Work to be completed —
Below is a block of records. Copy every line in it that contains the word "ffffff".

Material to process —
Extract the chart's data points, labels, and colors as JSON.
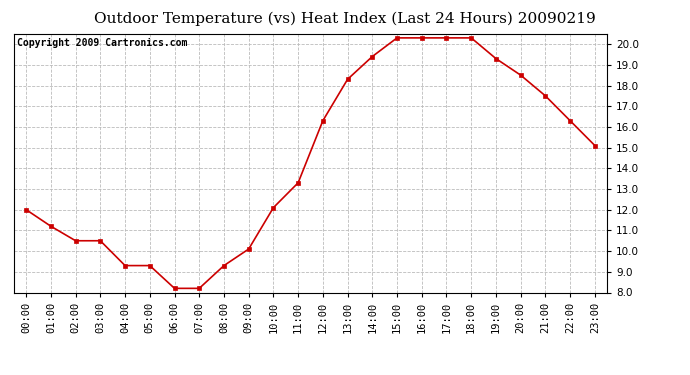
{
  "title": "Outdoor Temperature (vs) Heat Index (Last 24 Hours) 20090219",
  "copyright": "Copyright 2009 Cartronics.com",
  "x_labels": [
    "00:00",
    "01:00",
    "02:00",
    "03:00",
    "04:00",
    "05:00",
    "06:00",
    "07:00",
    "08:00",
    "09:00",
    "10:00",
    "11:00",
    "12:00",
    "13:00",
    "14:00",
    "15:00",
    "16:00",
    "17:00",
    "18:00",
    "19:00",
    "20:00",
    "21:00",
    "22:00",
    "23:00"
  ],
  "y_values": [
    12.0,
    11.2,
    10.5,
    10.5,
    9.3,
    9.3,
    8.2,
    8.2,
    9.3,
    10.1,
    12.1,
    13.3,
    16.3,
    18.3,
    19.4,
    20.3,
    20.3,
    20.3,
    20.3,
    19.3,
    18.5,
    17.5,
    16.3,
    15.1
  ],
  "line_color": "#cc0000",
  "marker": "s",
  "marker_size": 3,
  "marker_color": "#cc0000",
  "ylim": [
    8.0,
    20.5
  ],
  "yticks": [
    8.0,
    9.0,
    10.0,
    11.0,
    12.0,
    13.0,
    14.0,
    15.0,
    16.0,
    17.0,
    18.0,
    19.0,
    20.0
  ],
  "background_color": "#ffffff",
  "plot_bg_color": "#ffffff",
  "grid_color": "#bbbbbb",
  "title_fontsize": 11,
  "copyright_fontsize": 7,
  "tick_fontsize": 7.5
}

Solution to this task —
  "background_color": "#ffffff",
  "plot_bg_color": "#ffffff",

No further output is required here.